Task description:
Do not carry the pictures over; copy every other part of the entries exactly.

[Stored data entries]
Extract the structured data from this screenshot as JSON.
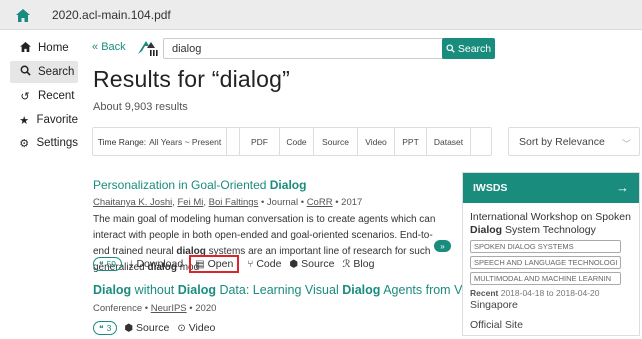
{
  "topbar": {
    "title": "2020.acl-main.104.pdf",
    "home_icon": "home-icon",
    "accent": "#1a8c7e"
  },
  "sidebar": {
    "items": [
      {
        "label": "Home",
        "icon": "home-icon",
        "active": false
      },
      {
        "label": "Search",
        "icon": "search-icon",
        "active": true
      },
      {
        "label": "Recent",
        "icon": "history-icon",
        "active": false
      },
      {
        "label": "Favorite",
        "icon": "star-icon",
        "active": false
      },
      {
        "label": "Settings",
        "icon": "gear-icon",
        "active": false
      }
    ]
  },
  "search": {
    "back_label": "Back",
    "query": "dialog",
    "button_label": "Search"
  },
  "results": {
    "title": "Results for “dialog”",
    "count_text": "About 9,903 results"
  },
  "filters": {
    "time_range_key": "Time Range:",
    "time_range_value": "All Years ~ Present",
    "types": [
      "PDF",
      "Code",
      "Source",
      "Video",
      "PPT",
      "Dataset"
    ],
    "sort": "Sort by Relevance"
  },
  "result1": {
    "title_pre": "Personalization in Goal-Oriented ",
    "title_bold": "Dialog",
    "authors": [
      "Chaitanya K. Joshi",
      "Fei Mi",
      "Boi Faltings"
    ],
    "venue_type": "Journal",
    "venue": "CoRR",
    "year": "2017",
    "abstract_a": "The main goal of modeling human conversation is to create agents which can interact with people in both open-ended and goal-oriented scenarios. End-to-end trained neural ",
    "abstract_b1": "dialog",
    "abstract_c": " systems are an important line of research for such generalized ",
    "abstract_b2": "dialog",
    "abstract_d": " mod",
    "citations": "59",
    "actions": [
      "Download",
      "Open",
      "Code",
      "Source",
      "Blog"
    ]
  },
  "result2": {
    "title_b1": "Dialog",
    "title_m1": " without ",
    "title_b2": "Dialog",
    "title_m2": " Data: Learning Visual ",
    "title_b3": "Dialog",
    "title_m3": " Agents from VQA Data",
    "venue_type": "Conference",
    "venue": "NeurIPS",
    "year": "2020",
    "citations": "3",
    "actions": [
      "Source",
      "Video"
    ]
  },
  "card": {
    "header": "IWSDS",
    "desc_a": "International Workshop on Spoken ",
    "desc_b": "Dialog",
    "desc_c": " System Technology",
    "tags": [
      "SPOKEN DIALOG SYSTEMS",
      "SPEECH AND LANGUAGE TECHNOLOGI",
      "MULTIMODAL AND MACHINE LEARNIN"
    ],
    "recent_label": "Recent",
    "recent_dates": "2018-04-18 to 2018-04-20",
    "location": "Singapore",
    "link": "Official Site"
  }
}
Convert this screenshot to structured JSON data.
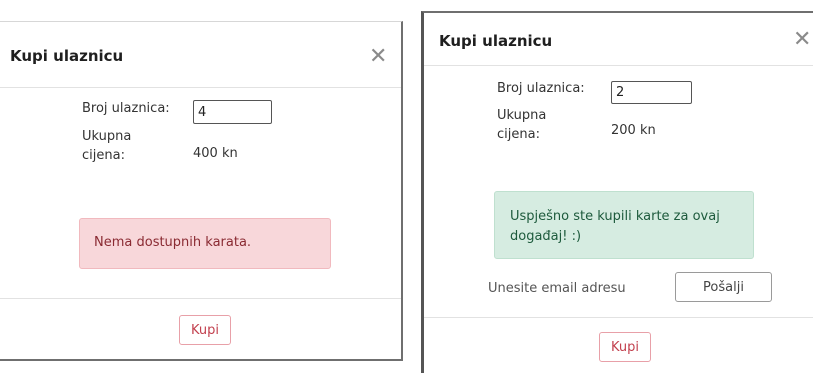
{
  "left_modal": {
    "title": "Kupi ulaznicu",
    "close_icon": "close-icon",
    "quantity_label": "Broj ulaznica:",
    "quantity_value": "4",
    "total_label_line1": "Ukupna",
    "total_label_line2": "cijena:",
    "total_value": "400 kn",
    "alert_text": "Nema dostupnih karata.",
    "buy_label": "Kupi"
  },
  "right_modal": {
    "title": "Kupi ulaznicu",
    "close_icon": "close-icon",
    "quantity_label": "Broj ulaznica:",
    "quantity_value": "2",
    "total_label_line1": "Ukupna",
    "total_label_line2": "cijena:",
    "total_value": "200 kn",
    "alert_line1": "Uspješno ste kupili karte za ovaj",
    "alert_line2": "događaj! :)",
    "email_placeholder": "Unesite email adresu",
    "send_label": "Pošalji",
    "buy_label": "Kupi"
  },
  "colors": {
    "danger_bg": "#f8d7da",
    "success_bg": "#d6ece1",
    "buy_accent": "#c2414f"
  }
}
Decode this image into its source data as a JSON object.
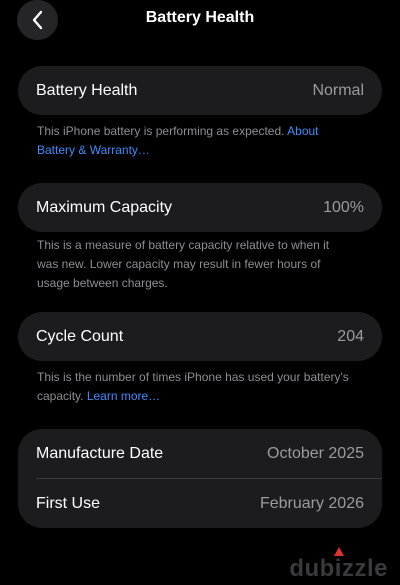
{
  "nav": {
    "title": "Battery Health",
    "back_icon": "chevron-left-icon"
  },
  "battery_health": {
    "label": "Battery Health",
    "value": "Normal",
    "footnote": "This iPhone battery is performing as expected.",
    "link": "About Battery & Warranty…"
  },
  "maximum_capacity": {
    "label": "Maximum Capacity",
    "value": "100%",
    "footnote": "This is a measure of battery capacity relative to when it was new. Lower capacity may result in fewer hours of usage between charges."
  },
  "cycle_count": {
    "label": "Cycle Count",
    "value": "204",
    "footnote": "This is the number of times iPhone has used your battery's capacity.",
    "link": "Learn more…"
  },
  "dates": {
    "manufacture_label": "Manufacture Date",
    "manufacture_value": "October 2025",
    "first_use_label": "First Use",
    "first_use_value": "February 2026"
  },
  "watermark": {
    "text": "dubizzle"
  },
  "colors": {
    "background": "#000000",
    "card": "#1c1c1e",
    "link": "#3f8cff",
    "secondary_text": "#8e8e93",
    "watermark_accent": "#e0312f"
  }
}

Task output:
Extract the structured data from this screenshot as JSON.
{
  "topbar": {
    "title": "2020.acl-main.104.pdf",
    "home_icon": "home-icon",
    "accent": "#1a8c7e"
  },
  "sidebar": {
    "items": [
      {
        "label": "Home",
        "icon": "home-icon",
        "active": false
      },
      {
        "label": "Search",
        "icon": "search-icon",
        "active": true
      },
      {
        "label": "Recent",
        "icon": "history-icon",
        "active": false
      },
      {
        "label": "Favorite",
        "icon": "star-icon",
        "active": false
      },
      {
        "label": "Settings",
        "icon": "gear-icon",
        "active": false
      }
    ]
  },
  "search": {
    "back_label": "Back",
    "query": "dialog",
    "button_label": "Search"
  },
  "results": {
    "title": "Results for “dialog”",
    "count_text": "About 9,903 results"
  },
  "filters": {
    "time_range_key": "Time Range:",
    "time_range_value": "All Years ~ Present",
    "types": [
      "PDF",
      "Code",
      "Source",
      "Video",
      "PPT",
      "Dataset"
    ],
    "sort": "Sort by Relevance"
  },
  "result1": {
    "title_pre": "Personalization in Goal-Oriented ",
    "title_bold": "Dialog",
    "authors": [
      "Chaitanya K. Joshi",
      "Fei Mi",
      "Boi Faltings"
    ],
    "venue_type": "Journal",
    "venue": "CoRR",
    "year": "2017",
    "abstract_a": "The main goal of modeling human conversation is to create agents which can interact with people in both open-ended and goal-oriented scenarios. End-to-end trained neural ",
    "abstract_b1": "dialog",
    "abstract_c": " systems are an important line of research for such generalized ",
    "abstract_b2": "dialog",
    "abstract_d": " mod",
    "citations": "59",
    "actions": [
      "Download",
      "Open",
      "Code",
      "Source",
      "Blog"
    ]
  },
  "result2": {
    "title_b1": "Dialog",
    "title_m1": " without ",
    "title_b2": "Dialog",
    "title_m2": " Data: Learning Visual ",
    "title_b3": "Dialog",
    "title_m3": " Agents from VQA Data",
    "venue_type": "Conference",
    "venue": "NeurIPS",
    "year": "2020",
    "citations": "3",
    "actions": [
      "Source",
      "Video"
    ]
  },
  "card": {
    "header": "IWSDS",
    "desc_a": "International Workshop on Spoken ",
    "desc_b": "Dialog",
    "desc_c": " System Technology",
    "tags": [
      "SPOKEN DIALOG SYSTEMS",
      "SPEECH AND LANGUAGE TECHNOLOGI",
      "MULTIMODAL AND MACHINE LEARNIN"
    ],
    "recent_label": "Recent",
    "recent_dates": "2018-04-18 to 2018-04-20",
    "location": "Singapore",
    "link": "Official Site"
  }
}
Convert this screenshot to structured JSON data.
{
  "left_modal": {
    "title": "Kupi ulaznicu",
    "close_icon": "close-icon",
    "quantity_label": "Broj ulaznica:",
    "quantity_value": "4",
    "total_label_line1": "Ukupna",
    "total_label_line2": "cijena:",
    "total_value": "400 kn",
    "alert_text": "Nema dostupnih karata.",
    "buy_label": "Kupi"
  },
  "right_modal": {
    "title": "Kupi ulaznicu",
    "close_icon": "close-icon",
    "quantity_label": "Broj ulaznica:",
    "quantity_value": "2",
    "total_label_line1": "Ukupna",
    "total_label_line2": "cijena:",
    "total_value": "200 kn",
    "alert_line1": "Uspješno ste kupili karte za ovaj",
    "alert_line2": "događaj! :)",
    "email_placeholder": "Unesite email adresu",
    "send_label": "Pošalji",
    "buy_label": "Kupi"
  },
  "colors": {
    "danger_bg": "#f8d7da",
    "success_bg": "#d6ece1",
    "buy_accent": "#c2414f"
  }
}
Decode this image into its source data as a JSON object.
{
  "nav": {
    "title": "Battery Health",
    "back_icon": "chevron-left-icon"
  },
  "battery_health": {
    "label": "Battery Health",
    "value": "Normal",
    "footnote": "This iPhone battery is performing as expected.",
    "link": "About Battery & Warranty…"
  },
  "maximum_capacity": {
    "label": "Maximum Capacity",
    "value": "100%",
    "footnote": "This is a measure of battery capacity relative to when it was new. Lower capacity may result in fewer hours of usage between charges."
  },
  "cycle_count": {
    "label": "Cycle Count",
    "value": "204",
    "footnote": "This is the number of times iPhone has used your battery's capacity.",
    "link": "Learn more…"
  },
  "dates": {
    "manufacture_label": "Manufacture Date",
    "manufacture_value": "October 2025",
    "first_use_label": "First Use",
    "first_use_value": "February 2026"
  },
  "watermark": {
    "text": "dubizzle"
  },
  "colors": {
    "background": "#000000",
    "card": "#1c1c1e",
    "link": "#3f8cff",
    "secondary_text": "#8e8e93",
    "watermark_accent": "#e0312f"
  }
}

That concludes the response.